[Transcription dataset entries]
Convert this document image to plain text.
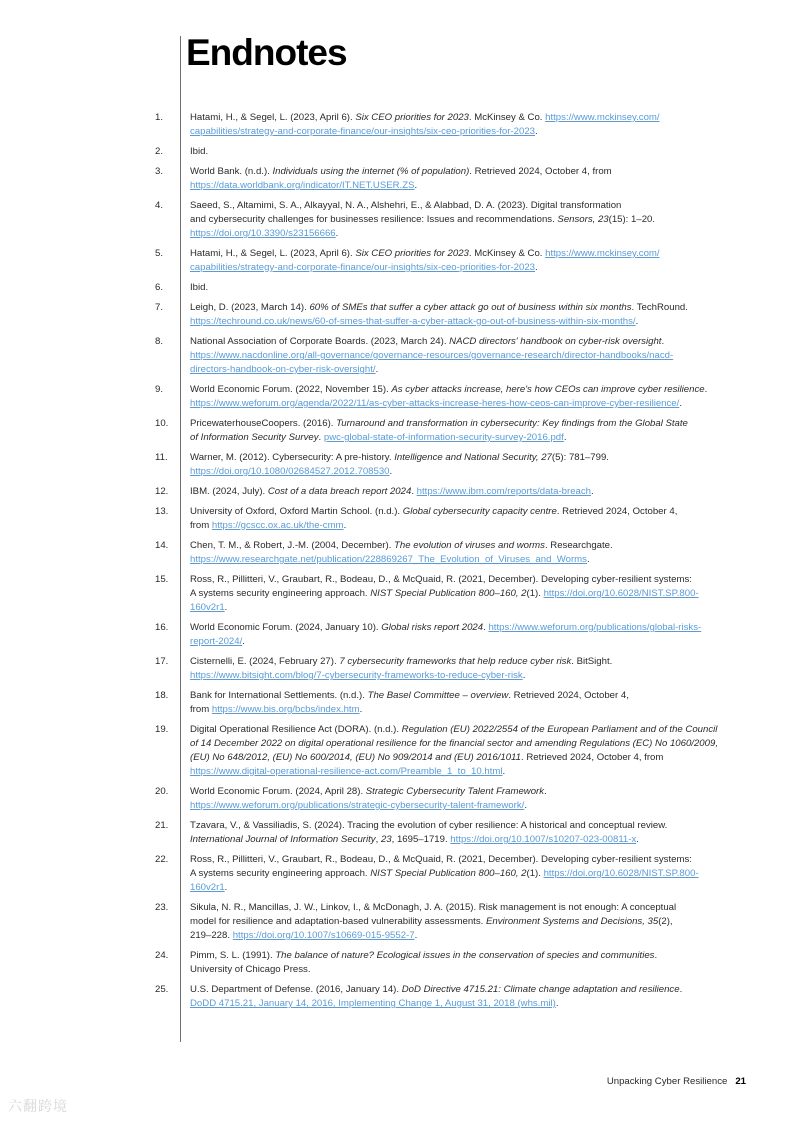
Endnotes
1.	Hatami, H., & Segel, L. (2023, April 6). Six CEO priorities for 2023. McKinsey & Co. https://www.mckinsey.com/
capabilities/strategy-and-corporate-finance/our-insights/six-ceo-priorities-for-2023.
2.	Ibid.
3.	World Bank. (n.d.). Individuals using the internet (% of population). Retrieved 2024, October 4, from
https://data.worldbank.org/indicator/IT.NET.USER.ZS.
4.	Saeed, S., Altamimi, S. A., Alkayyal, N. A., Alshehri, E., & Alabbad, D. A. (2023). Digital transformation
and cybersecurity challenges for businesses resilience: Issues and recommendations. Sensors, 23(15): 1–20.
https://doi.org/10.3390/s23156666.
5.	Hatami, H., & Segel, L. (2023, April 6). Six CEO priorities for 2023. McKinsey & Co. https://www.mckinsey.com/
capabilities/strategy-and-corporate-finance/our-insights/six-ceo-priorities-for-2023.
6.	Ibid.
7.	Leigh, D. (2023, March 14). 60% of SMEs that suffer a cyber attack go out of business within six months. TechRound.
https://techround.co.uk/news/60-of-smes-that-suffer-a-cyber-attack-go-out-of-business-within-six-months/.
8.	National Association of Corporate Boards. (2023, March 24). NACD directors' handbook on cyber-risk oversight.
https://www.nacdonline.org/all-governance/governance-resources/governance-research/director-handbooks/nacd-
directors-handbook-on-cyber-risk-oversight/.
9.	World Economic Forum. (2022, November 15). As cyber attacks increase, here's how CEOs can improve cyber resilience.
https://www.weforum.org/agenda/2022/11/as-cyber-attacks-increase-heres-how-ceos-can-improve-cyber-resilience/.
10. PricewaterhouseCoopers. (2016). Turnaround and transformation in cybersecurity: Key findings from the Global State
of Information Security Survey. pwc-global-state-of-information-security-survey-2016.pdf.
11. Warner, M. (2012). Cybersecurity: A pre-history. Intelligence and National Security, 27(5): 781–799.
https://doi.org/10.1080/02684527.2012.708530.
12. IBM. (2024, July). Cost of a data breach report 2024. https://www.ibm.com/reports/data-breach.
13. University of Oxford, Oxford Martin School. (n.d.). Global cybersecurity capacity centre. Retrieved 2024, October 4,
from https://gcscc.ox.ac.uk/the-cmm.
14. Chen, T. M., & Robert, J.-M. (2004, December). The evolution of viruses and worms. Researchgate.
https://www.researchgate.net/publication/228869267_The_Evolution_of_Viruses_and_Worms.
15. Ross, R., Pillitteri, V., Graubart, R., Bodeau, D., & McQuaid, R. (2021, December). Developing cyber-resilient systems:
A systems security engineering approach. NIST Special Publication 800–160, 2(1). https://doi.org/10.6028/NIST.SP.800-
160v2r1.
16. World Economic Forum. (2024, January 10). Global risks report 2024. https://www.weforum.org/publications/global-risks-
report-2024/.
17. Cisternelli, E. (2024, February 27). 7 cybersecurity frameworks that help reduce cyber risk. BitSight.
https://www.bitsight.com/blog/7-cybersecurity-frameworks-to-reduce-cyber-risk.
18. Bank for International Settlements. (n.d.). The Basel Committee – overview. Retrieved 2024, October 4,
from https://www.bis.org/bcbs/index.htm.
19. Digital Operational Resilience Act (DORA). (n.d.). Regulation (EU) 2022/2554 of the European Parliament and of the Council
of 14 December 2022 on digital operational resilience for the financial sector and amending Regulations (EC) No 1060/2009,
(EU) No 648/2012, (EU) No 600/2014, (EU) No 909/2014 and (EU) 2016/1011. Retrieved 2024, October 4, from
https://www.digital-operational-resilience-act.com/Preamble_1_to_10.html.
20. World Economic Forum. (2024, April 28). Strategic Cybersecurity Talent Framework.
https://www.weforum.org/publications/strategic-cybersecurity-talent-framework/.
21. Tzavara, V., & Vassiliadis, S. (2024). Tracing the evolution of cyber resilience: A historical and conceptual review.
International Journal of Information Security, 23, 1695–1719. https://doi.org/10.1007/s10207-023-00811-x.
22. Ross, R., Pillitteri, V., Graubart, R., Bodeau, D., & McQuaid, R. (2021, December). Developing cyber-resilient systems:
A systems security engineering approach. NIST Special Publication 800–160, 2(1). https://doi.org/10.6028/NIST.SP.800-
160v2r1.
23. Sikula, N. R., Mancillas, J. W., Linkov, I., & McDonagh, J. A. (2015). Risk management is not enough: A conceptual
model for resilience and adaptation-based vulnerability assessments. Environment Systems and Decisions, 35(2),
219–228. https://doi.org/10.1007/s10669-015-9552-7.
24. Pimm, S. L. (1991). The balance of nature? Ecological issues in the conservation of species and communities.
University of Chicago Press.
25. U.S. Department of Defense. (2016, January 14). DoD Directive 4715.21: Climate change adaptation and resilience.
DoDD 4715.21, January 14, 2016, Implementing Change 1, August 31, 2018 (whs.mil).
Unpacking Cyber Resilience 21
六翻跨境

Task requirements
Return all lines of the data in which the string "Developing" appears.

Response area
15. Ross, R., Pillitteri, V., Graubart, R., Bodeau, D., & McQuaid, R. (2021, December). Developing cyber-resilient systems:
22. Ross, R., Pillitteri, V., Graubart, R., Bodeau, D., & McQuaid, R. (2021, December). Developing cyber-resilient systems:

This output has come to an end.